**KETENTUAN TUGAS:** Ganti nama "Amnesti Internasional" menjadi "Amnesty International" pada teks tentang larangan menampung air hujan. Tuliskan bagian yang dimulai dari "Undang-undang serta perintah" dan terus sampai "dalam banyak kasus." dengan nama yang sudah diganti itu.

Ngelmu.co – Betapa konyolnya pemerintah Israel, mengeklaim air hujan adalah milik mereka, dan melarang warga Palestina untuk menampungnya.
Larangan menampung air hujan bagi warga Palestina ini berlaku di Tepi Barat.
Sejak 1967, Israel mencatat ilegal bagi warga Palestina yang tinggal di Tepi Barat, menampung air hujan untuk keperluan apa pun.
Selain menjajah Tepi Barat, Israel juga mengambil kendali atas air hujan di wilayah itu dengan mengkriminalisasinya.
Mengutip The Messenger, Amnesti Internasional menyampaikan jika undang-undang ini sudah ada sejak 1967.
Tepatnya saat Israel, mengambil kendali atas semua sumber air di Tepi Barat.
Undang-undang serta perintah para penjajah ini membatasi warga Palestina.
Bukan hanya tidak boleh menampung air dari berbagai sumber alam, termasuk hujan, tetapi juga tidak boleh mengambil air dari sumber baru.
Jika warga Palestine hendak membangun infrastruktur air baru, mereka juga memerlukan izin dari pasukan penjajah Israel.
Izin yang menurut Amnesti Internasional, tidak mungkin diperoleh; dalam banyak kasus.
Warga Palestina tidak dapat mengebor sumur air baru, memasang pompa, atau mengubah sumur yang sudah ada.
Mereka juga tidak diberi akses terhadap Sungai Yordan, dan sumber air tawar.

**MATERI YANG DIBERIKAN:**
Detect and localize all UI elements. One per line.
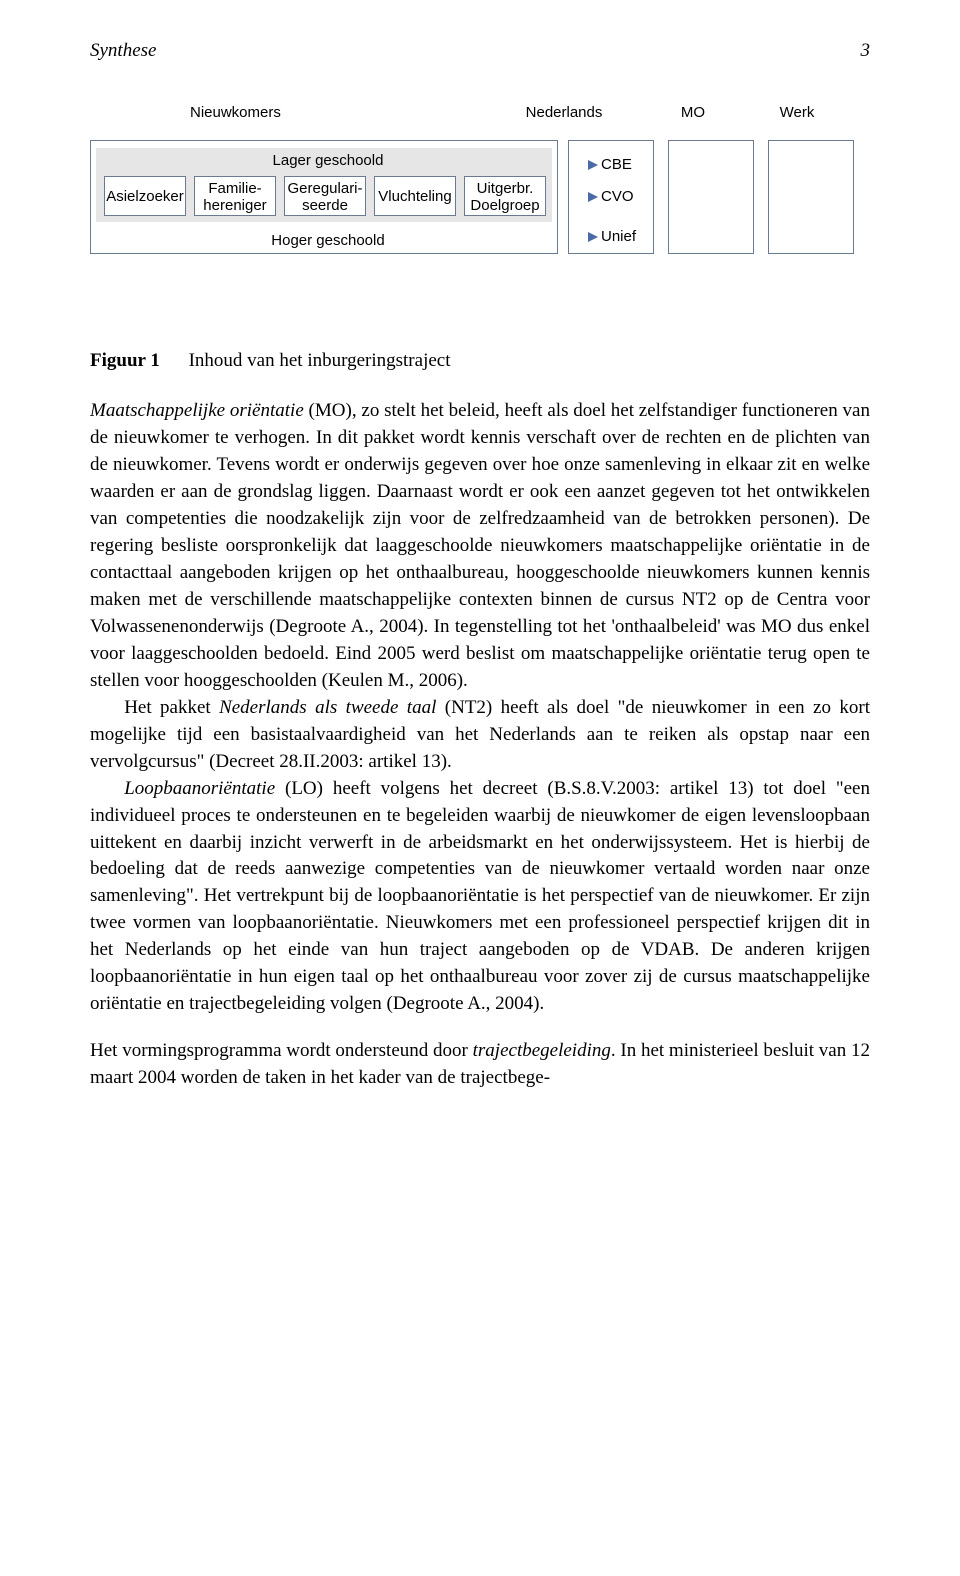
p4-a: Het vormingsprogramma wordt ondersteund … xyxy=(90,1040,473,1061)
lager-geschoold-label: Lager geschoold xyxy=(258,152,398,169)
p3-italic: Loopbaanoriëntatie xyxy=(124,778,275,799)
arrow-unief-icon xyxy=(588,232,598,242)
arrow-cvo-icon xyxy=(588,192,598,202)
paragraph-1: Maatschappelijke oriëntatie (MO), zo ste… xyxy=(90,398,870,695)
body-text: Maatschappelijke oriëntatie (MO), zo ste… xyxy=(90,398,870,1092)
subbox-doelgroep-label: Uitgerbr. Doelgroep xyxy=(464,180,546,215)
right-box-2 xyxy=(668,140,754,254)
paragraph-3: Loopbaanoriëntatie (LO) heeft volgens he… xyxy=(90,776,870,1019)
inburgering-diagram: Nieuwkomers Nederlands MO Werk Lager ges… xyxy=(90,90,870,320)
running-header: Synthese 3 xyxy=(90,40,870,62)
label-cbe: CBE xyxy=(601,156,641,173)
p3-body: (LO) heeft volgens het decreet (B.S.8.V.… xyxy=(90,778,870,1015)
paragraph-2: Het pakket Nederlands als tweede taal (N… xyxy=(90,695,870,776)
p2-a: Het pakket xyxy=(124,697,219,718)
p2-italic: Nederlands als tweede taal xyxy=(219,697,436,718)
subbox-familiehereniger-label: Familie- hereniger xyxy=(194,180,276,215)
header-page-number: 3 xyxy=(861,40,871,62)
figure-caption-text: Inhoud van het inburgeringstraject xyxy=(189,350,451,371)
subbox-asielzoeker-label: Asielzoeker xyxy=(104,188,186,205)
right-box-3 xyxy=(768,140,854,254)
label-cvo: CVO xyxy=(601,188,641,205)
header-left: Synthese xyxy=(90,40,156,62)
top-label-mo: MO xyxy=(673,104,713,121)
p4-italic: trajectbegeleiding xyxy=(473,1040,611,1061)
p1-body: (MO), zo stelt het beleid, heeft als doe… xyxy=(90,400,870,691)
top-label-nederlands: Nederlands xyxy=(522,104,606,121)
top-label-nieuwkomers: Nieuwkomers xyxy=(190,104,276,121)
figure-caption: Figuur 1 Inhoud van het inburgeringstraj… xyxy=(90,350,870,372)
label-unief: Unief xyxy=(601,228,641,245)
figure-number: Figuur 1 xyxy=(90,350,160,371)
top-label-werk: Werk xyxy=(775,104,819,121)
arrow-cbe-icon xyxy=(588,160,598,170)
paragraph-4: Het vormingsprogramma wordt ondersteund … xyxy=(90,1038,870,1092)
subbox-geregulariseerde-label: Geregulari- seerde xyxy=(284,180,366,215)
subbox-vluchteling-label: Vluchteling xyxy=(374,188,456,205)
p1-italic: Maatschappelijke oriëntatie xyxy=(90,400,304,421)
page: Synthese 3 Nieuwkomers Nederlands MO Wer… xyxy=(0,0,960,1576)
hoger-geschoold-label: Hoger geschoold xyxy=(258,232,398,249)
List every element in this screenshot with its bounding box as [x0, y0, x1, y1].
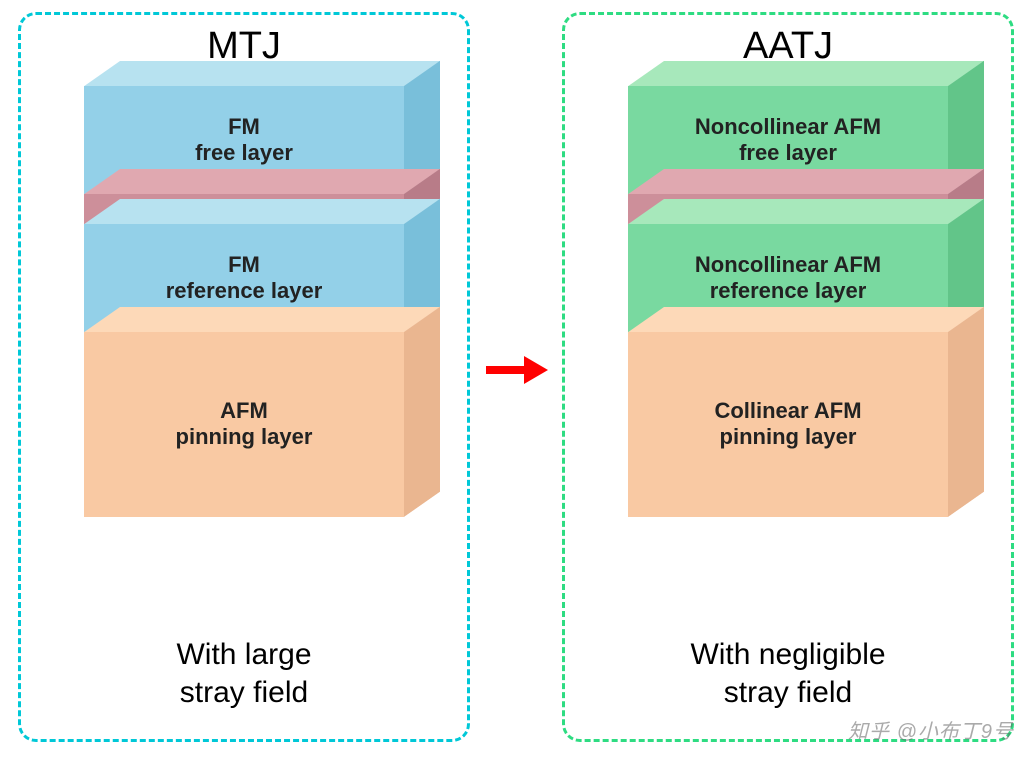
caption-left: With largestray field: [41, 636, 447, 711]
watermark: 知乎 @小布丁9号: [848, 715, 1014, 744]
stack-left: FMfree layerMgOFMreference layerAFMpinni…: [54, 76, 434, 626]
panel-mtj: MTJ FMfree layerMgOFMreference layerAFMp…: [18, 12, 470, 742]
panel-aatj: AATJ Noncollinear AFMfree layerMgONoncol…: [562, 12, 1014, 742]
arrow-icon: [484, 350, 548, 390]
caption-right: With negligiblestray field: [585, 636, 991, 711]
stack-right: Noncollinear AFMfree layerMgONoncollinea…: [598, 76, 978, 626]
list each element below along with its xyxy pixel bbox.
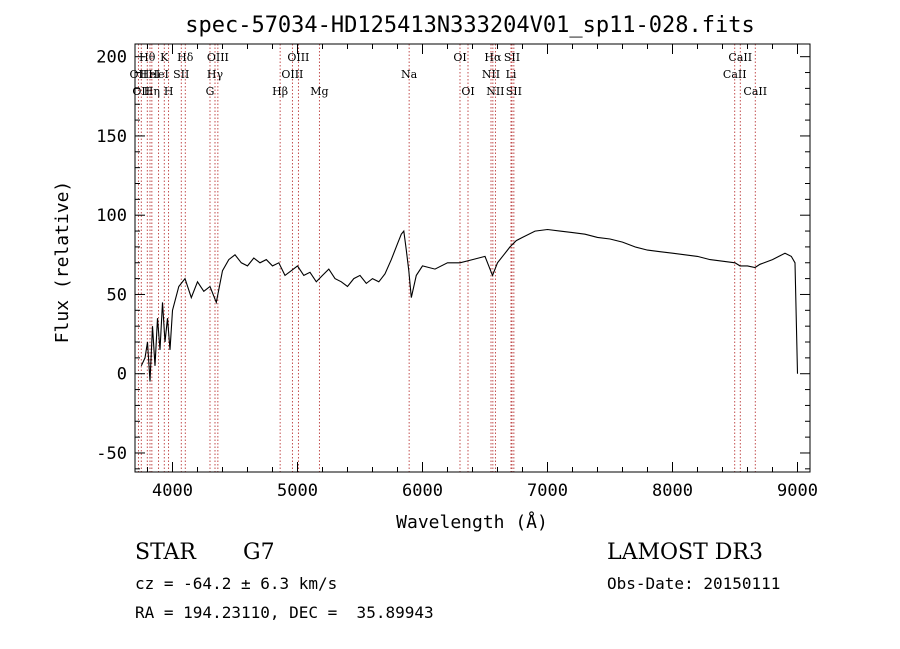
survey-label: LAMOST DR3 — [607, 540, 763, 565]
chart-title: spec-57034-HD125413N333204V01_sp11-028.f… — [185, 13, 755, 38]
spectrum-line — [140, 228, 799, 382]
marker-label: OIII — [287, 51, 309, 64]
marker-label: CaII — [728, 51, 752, 64]
y-tick-label: 200 — [96, 48, 127, 68]
emission-line-labels: OIIOIIHθHeIHηHeIKHSIIHδGHγOIIIHβOIIIOIII… — [130, 51, 768, 98]
marker-label: Hη — [144, 85, 160, 98]
marker-label: OI — [453, 51, 466, 64]
marker-label: Hβ — [272, 85, 288, 98]
marker-label: Hγ — [207, 68, 224, 81]
marker-label: Mg — [310, 85, 328, 98]
object-subclass: G7 — [243, 540, 275, 565]
marker-label: Hα — [484, 51, 502, 64]
marker-label: CaII — [723, 68, 747, 81]
marker-label: HeI — [148, 68, 168, 81]
marker-label: SII — [506, 85, 522, 98]
x-axis-label: Wavelength (Å) — [396, 511, 548, 533]
marker-label: SII — [504, 51, 520, 64]
marker-label: Li — [506, 68, 517, 81]
y-axis-label: Flux (relative) — [52, 181, 73, 344]
marker-label: NII — [486, 85, 504, 98]
marker-label: Hδ — [177, 51, 194, 64]
emission-line-markers — [137, 44, 756, 472]
x-tick-label: 4000 — [152, 481, 193, 501]
object-class: STAR — [135, 540, 196, 565]
observation-date: Obs-Date: 20150111 — [607, 574, 781, 593]
marker-label: Hθ — [139, 51, 156, 64]
x-tick-label: 6000 — [402, 481, 443, 501]
x-axis: 4000 5000 6000 7000 8000 9000 — [147, 44, 818, 501]
coordinates: RA = 194.23110, DEC = 35.89943 — [135, 603, 434, 622]
y-tick-label: -50 — [96, 444, 127, 464]
y-tick-label: 150 — [96, 127, 127, 147]
y-axis: -50 0 50 100 150 200 — [96, 48, 810, 470]
marker-label: OIII — [281, 68, 303, 81]
plot-frame — [134, 43, 811, 473]
marker-label: OIII — [207, 51, 229, 64]
y-tick-label: 50 — [107, 285, 127, 305]
marker-label: K — [160, 51, 169, 64]
marker-label: OI — [461, 85, 474, 98]
marker-label: NII — [482, 68, 500, 81]
x-tick-label: 9000 — [777, 481, 818, 501]
marker-label: H — [164, 85, 174, 98]
x-tick-label: 8000 — [652, 481, 693, 501]
marker-label: SII — [173, 68, 189, 81]
marker-label: OII — [130, 68, 148, 81]
marker-label: Na — [401, 68, 418, 81]
y-tick-label: 100 — [96, 206, 127, 226]
y-tick-label: 0 — [117, 365, 127, 385]
x-tick-label: 7000 — [527, 481, 568, 501]
marker-label: G — [206, 85, 215, 98]
redshift-velocity: cz = -64.2 ± 6.3 km/s — [135, 574, 338, 593]
marker-label: CaII — [743, 85, 767, 98]
marker-label: HeI — [140, 68, 160, 81]
x-tick-label: 5000 — [277, 481, 318, 501]
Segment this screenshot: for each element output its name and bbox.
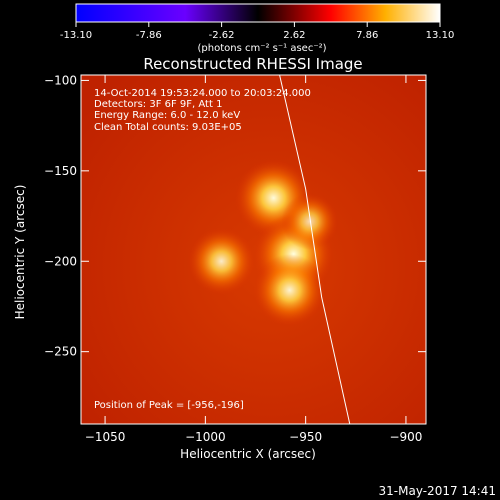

**HASIL LENGKAP:**
Undang-undang serta perintah para penjajah ini membatasi warga Palestina.
Bukan hanya tidak boleh menampung air dari berbagai sumber alam, termasuk hujan, tetapi juga tidak boleh mengambil air dari sumber baru.
Jika warga Palestine hendak membangun infrastruktur air baru, mereka juga memerlukan izin dari pasukan penjajah Israel.
Izin yang menurut Amnesty International, tidak mungkin diperoleh; dalam banyak kasus.